-- SUPPLIED TEXT --
━━━━━━━━━━━━━━━━━━━━━━━━━━━━━━
Mud mud ke na dekh – Shree 420– Hip and happening the song defies time and is still modern enough to shame any new ditty. The swing and the sway are unsurpassable.
Jaane chaman shola badan baahon mein aa jaao- Gumnaam – It’s unbelievable that the smooth voice is actually that of the otherwise shrill Sharda’s. Unlike Dilruba dil pe tu, this creates the steam in a mild and mellow manner. It has extremely sensuous interludes. Absolutely adorable, it raises warmth and love! The album is one of Shankar Jaikishan’s best ones.
Aaya na humko pyaar jataana –Pehchan -If electronic gadgets have to be used, then Shankar Jaikishan knew it extremely well. A handsome duet by Mukesh and Suman Kalyanpur!
Nanhe munhe bachhe teri mutthi mein kya hai- Boot Polish -An inspiring and motivating number from the Shankar Jaikishan baton that immediately uplifts the mood.
Tumne pukara aur hum chale aaye – Rajkumar- There is the “it” factor in Rajkumar’s songs which makes you come back to it time and again. Hasrat Jaipuri’s opening phrase has long entered the realm of a ‘dictum’ or an ‘adage’ than being just a song lyric. The poetic flavor in the antaras stimulates the heart.
Ghungharwa mora chham chham baaje – Zindagi – There is nothing singular about Shankar Jaikishan’s music. It’s always layered. In this song the voice quality is impeccable but it’s the chham-chham that resonates throughout which thumps the hearbeat.
Chhoti si mulaqat pyaar ban gayi – Chhoti Si Mulaqat – The Ya ya yipee yipee makes you go yipee every time you hear the number !
Duniya isi ka naam duniya isi ko kahte hain – Duniya -A thoughtful number reverbating some hard truths about the world and life. I like the number for its matter of fact approach in tuning and music.
Teen baje bola tha baj gaye char – Duniyadari – A fun song on Asrani and Aruna Irani (IIRC) and sung by Asha Bhonsle and the still raw Amit Kumar. Keeps you swaying!
Baaton mein na taaloji dil de daaloji – Kanch Ki Deewar – All those who grew up watching Chitrahar will immediately recall this number from a little known 1986 film(one of the last few of Shankar’s). It used to be quite a staple then. Smita Patil and Sanjeev Kumar dance to this zesty ditty in a party (in the typically eighties garish costumes!) with Rajan Sippy trying to gain unnecessary attention. It’s quite sometime since I heard the number, but putting it here in the list for nostalgia’s sake!
Tum pyaar se dekho hum pyaar se dekhen –Sapno Ka Saudagar– Hema Malini’s debut film didn’t boast of very great music but there were a couple of songs that showed the same luminous aura which made Shankar Jaikishan a household name. This Sharda-Mukesh duet is one of them. A very neat and uncluttered song.
Sau baras ki zindagi se achche hain pyar ke do char din – Sachai – This is what I call a cute romantic number!
Tum haseen main jawaan – Title Song – This laugh riot starring Dharmendra and Hema Malini (about a navy man with an unwanted toddler) had some interesting music (including Suman Kalyanpur’s solo Kamdev jaisi teri suratiya and Rafisaab’s Dil achcha hai achchi hai soorat).
━━━━━━━━━━━━━━━━━━━━━━━━━━━━━━
Saved entries
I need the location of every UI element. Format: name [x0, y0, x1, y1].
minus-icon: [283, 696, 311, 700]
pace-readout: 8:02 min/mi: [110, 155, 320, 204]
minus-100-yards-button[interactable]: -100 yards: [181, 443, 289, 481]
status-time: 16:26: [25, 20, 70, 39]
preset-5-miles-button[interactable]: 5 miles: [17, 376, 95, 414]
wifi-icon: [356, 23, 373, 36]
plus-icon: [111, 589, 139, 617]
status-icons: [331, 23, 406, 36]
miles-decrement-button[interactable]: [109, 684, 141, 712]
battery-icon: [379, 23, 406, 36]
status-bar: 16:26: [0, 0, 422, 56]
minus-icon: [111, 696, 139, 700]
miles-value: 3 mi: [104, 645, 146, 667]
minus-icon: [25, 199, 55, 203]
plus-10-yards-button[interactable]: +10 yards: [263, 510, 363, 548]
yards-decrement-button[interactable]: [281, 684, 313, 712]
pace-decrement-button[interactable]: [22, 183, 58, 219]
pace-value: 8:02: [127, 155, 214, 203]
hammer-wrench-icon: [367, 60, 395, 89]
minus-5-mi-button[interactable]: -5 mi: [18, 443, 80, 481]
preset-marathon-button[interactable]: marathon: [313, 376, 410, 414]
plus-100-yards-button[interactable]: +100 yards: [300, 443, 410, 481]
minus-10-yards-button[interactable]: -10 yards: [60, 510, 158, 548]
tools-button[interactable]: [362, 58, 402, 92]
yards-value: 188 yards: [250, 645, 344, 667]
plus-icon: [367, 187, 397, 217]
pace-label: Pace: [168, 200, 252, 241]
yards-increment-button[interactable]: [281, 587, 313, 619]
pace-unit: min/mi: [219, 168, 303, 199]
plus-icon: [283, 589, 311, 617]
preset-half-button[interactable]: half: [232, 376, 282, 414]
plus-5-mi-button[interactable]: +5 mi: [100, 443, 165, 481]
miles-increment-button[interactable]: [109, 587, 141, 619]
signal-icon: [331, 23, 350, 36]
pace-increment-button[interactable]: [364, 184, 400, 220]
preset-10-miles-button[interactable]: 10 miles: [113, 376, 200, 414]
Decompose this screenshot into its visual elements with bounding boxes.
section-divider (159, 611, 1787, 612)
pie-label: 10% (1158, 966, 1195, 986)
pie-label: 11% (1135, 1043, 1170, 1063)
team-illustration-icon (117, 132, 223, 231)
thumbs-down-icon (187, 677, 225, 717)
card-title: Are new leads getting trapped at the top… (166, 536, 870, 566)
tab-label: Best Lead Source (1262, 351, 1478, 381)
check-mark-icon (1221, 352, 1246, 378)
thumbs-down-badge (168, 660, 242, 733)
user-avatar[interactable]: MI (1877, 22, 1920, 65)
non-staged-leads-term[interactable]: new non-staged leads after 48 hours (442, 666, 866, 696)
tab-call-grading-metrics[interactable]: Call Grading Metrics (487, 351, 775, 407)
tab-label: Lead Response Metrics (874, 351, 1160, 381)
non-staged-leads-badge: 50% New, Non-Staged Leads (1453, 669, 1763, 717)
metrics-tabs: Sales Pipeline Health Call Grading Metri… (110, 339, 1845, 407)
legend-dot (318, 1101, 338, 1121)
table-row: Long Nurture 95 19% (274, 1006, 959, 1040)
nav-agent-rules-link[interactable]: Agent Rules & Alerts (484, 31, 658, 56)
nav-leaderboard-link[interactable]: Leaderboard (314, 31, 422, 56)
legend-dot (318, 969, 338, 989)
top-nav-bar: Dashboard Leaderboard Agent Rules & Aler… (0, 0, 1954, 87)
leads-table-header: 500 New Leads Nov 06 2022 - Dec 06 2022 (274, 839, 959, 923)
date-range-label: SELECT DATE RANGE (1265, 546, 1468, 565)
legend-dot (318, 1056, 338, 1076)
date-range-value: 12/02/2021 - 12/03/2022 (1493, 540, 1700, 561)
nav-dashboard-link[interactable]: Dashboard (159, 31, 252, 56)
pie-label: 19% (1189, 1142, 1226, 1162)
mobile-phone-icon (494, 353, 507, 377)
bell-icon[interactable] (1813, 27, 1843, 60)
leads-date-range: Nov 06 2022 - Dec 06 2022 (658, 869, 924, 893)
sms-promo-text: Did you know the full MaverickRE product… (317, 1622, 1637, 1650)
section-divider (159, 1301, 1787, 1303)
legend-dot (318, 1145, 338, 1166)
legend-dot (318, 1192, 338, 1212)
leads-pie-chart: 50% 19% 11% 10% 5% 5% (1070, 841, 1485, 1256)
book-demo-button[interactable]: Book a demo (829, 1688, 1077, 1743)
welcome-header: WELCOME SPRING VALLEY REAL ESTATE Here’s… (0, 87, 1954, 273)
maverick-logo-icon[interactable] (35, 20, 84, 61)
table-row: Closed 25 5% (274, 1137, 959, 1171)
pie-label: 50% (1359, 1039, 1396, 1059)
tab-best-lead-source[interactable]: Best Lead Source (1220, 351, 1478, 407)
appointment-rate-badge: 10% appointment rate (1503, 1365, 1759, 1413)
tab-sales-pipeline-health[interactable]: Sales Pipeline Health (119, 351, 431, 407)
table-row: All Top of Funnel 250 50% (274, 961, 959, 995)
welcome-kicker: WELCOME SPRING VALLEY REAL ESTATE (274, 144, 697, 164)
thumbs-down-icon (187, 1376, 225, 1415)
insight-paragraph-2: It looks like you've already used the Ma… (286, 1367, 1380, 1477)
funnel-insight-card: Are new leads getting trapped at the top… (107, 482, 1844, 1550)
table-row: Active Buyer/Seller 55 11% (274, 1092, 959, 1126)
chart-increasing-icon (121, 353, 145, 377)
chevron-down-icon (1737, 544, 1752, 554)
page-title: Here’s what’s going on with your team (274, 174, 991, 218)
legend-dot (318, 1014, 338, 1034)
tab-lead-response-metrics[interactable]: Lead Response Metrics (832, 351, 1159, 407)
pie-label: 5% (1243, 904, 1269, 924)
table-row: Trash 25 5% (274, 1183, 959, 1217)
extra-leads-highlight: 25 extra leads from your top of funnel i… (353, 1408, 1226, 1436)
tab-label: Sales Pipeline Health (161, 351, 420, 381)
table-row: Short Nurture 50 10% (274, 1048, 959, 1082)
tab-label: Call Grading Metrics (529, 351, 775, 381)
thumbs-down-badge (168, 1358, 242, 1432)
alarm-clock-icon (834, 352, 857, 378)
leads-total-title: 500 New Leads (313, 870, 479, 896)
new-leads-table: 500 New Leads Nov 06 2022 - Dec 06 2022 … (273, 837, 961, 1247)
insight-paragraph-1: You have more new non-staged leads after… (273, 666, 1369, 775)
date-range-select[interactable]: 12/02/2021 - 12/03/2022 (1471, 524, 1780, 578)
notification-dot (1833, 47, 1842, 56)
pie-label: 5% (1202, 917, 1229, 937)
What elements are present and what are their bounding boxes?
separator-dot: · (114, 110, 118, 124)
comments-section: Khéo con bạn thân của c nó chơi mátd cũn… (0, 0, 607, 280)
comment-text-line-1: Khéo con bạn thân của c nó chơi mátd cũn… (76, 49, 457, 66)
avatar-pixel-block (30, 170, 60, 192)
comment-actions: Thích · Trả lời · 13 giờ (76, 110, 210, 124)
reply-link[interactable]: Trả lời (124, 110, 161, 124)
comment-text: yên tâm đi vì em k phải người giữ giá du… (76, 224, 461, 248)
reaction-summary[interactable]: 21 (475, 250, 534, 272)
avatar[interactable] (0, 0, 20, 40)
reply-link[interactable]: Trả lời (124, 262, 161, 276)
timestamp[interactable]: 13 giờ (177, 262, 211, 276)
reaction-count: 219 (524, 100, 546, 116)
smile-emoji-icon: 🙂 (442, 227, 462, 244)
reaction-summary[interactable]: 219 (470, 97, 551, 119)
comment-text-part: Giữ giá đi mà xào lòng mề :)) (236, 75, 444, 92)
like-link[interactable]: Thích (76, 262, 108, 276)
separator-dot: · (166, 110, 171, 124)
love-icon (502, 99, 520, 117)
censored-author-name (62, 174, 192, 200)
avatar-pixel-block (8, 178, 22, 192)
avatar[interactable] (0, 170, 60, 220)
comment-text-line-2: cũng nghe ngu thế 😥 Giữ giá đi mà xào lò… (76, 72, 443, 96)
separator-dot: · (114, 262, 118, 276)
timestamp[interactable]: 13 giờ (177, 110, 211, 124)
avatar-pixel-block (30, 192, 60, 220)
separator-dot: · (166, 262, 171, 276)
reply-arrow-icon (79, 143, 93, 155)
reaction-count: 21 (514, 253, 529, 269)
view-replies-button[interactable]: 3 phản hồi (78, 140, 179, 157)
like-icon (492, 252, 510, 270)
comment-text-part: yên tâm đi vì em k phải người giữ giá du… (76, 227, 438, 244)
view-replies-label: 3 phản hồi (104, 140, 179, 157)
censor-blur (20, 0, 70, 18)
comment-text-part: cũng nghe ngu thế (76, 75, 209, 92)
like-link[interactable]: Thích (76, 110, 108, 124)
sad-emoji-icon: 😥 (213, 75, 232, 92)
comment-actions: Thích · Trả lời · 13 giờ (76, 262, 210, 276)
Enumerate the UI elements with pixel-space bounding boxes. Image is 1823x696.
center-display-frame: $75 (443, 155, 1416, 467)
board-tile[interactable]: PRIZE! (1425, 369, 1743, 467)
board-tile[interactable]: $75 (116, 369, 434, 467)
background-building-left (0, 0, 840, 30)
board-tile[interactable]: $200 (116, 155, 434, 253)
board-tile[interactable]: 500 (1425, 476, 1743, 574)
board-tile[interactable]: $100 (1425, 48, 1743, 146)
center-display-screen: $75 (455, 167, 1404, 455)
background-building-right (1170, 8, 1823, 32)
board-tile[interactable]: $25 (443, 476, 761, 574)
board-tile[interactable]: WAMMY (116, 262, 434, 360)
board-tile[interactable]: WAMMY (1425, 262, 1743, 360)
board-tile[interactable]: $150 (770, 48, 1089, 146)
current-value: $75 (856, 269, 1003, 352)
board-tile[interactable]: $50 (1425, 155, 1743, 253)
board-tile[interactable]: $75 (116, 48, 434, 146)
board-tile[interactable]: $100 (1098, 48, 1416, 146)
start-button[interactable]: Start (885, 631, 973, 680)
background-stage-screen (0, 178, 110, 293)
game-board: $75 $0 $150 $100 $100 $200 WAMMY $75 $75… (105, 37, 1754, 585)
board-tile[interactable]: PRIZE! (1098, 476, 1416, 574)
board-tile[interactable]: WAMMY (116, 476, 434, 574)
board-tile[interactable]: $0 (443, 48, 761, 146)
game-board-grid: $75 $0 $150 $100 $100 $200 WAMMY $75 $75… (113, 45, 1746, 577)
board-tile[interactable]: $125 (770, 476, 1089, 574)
━━━━━━━━━━━━━━━━━━━━━━━━━━━━━━
-- EXERCISE TASKS --
1: Please reproduce the song list between "Aaya na humko" and "and Suman Kalyanpur!", inclusive, replacing "handsome" with "lovely".
2: According to the song list, whose debut film was Sapno Ka Saudagar?
3: Why does the song list include "Baaton mein na taaloji dil de daaloji" even though the writer hasn't heard it in some time?
The saved entries are not needed for any of this.

-- TASK-BY-TASK SOLUTIONS --
1:
Aaya na humko pyaar jataana –Pehchan -If electronic gadgets have to be used, then Shankar Jaikishan knew it extremely well. A lovely duet by Mukesh and Suman Kalyanpur!

2: Hema Malini's.

3: The writer includes it for nostalgia's sake. Anyone who grew up watching Chitrahar will immediately recall the song, which used to be quite a staple then.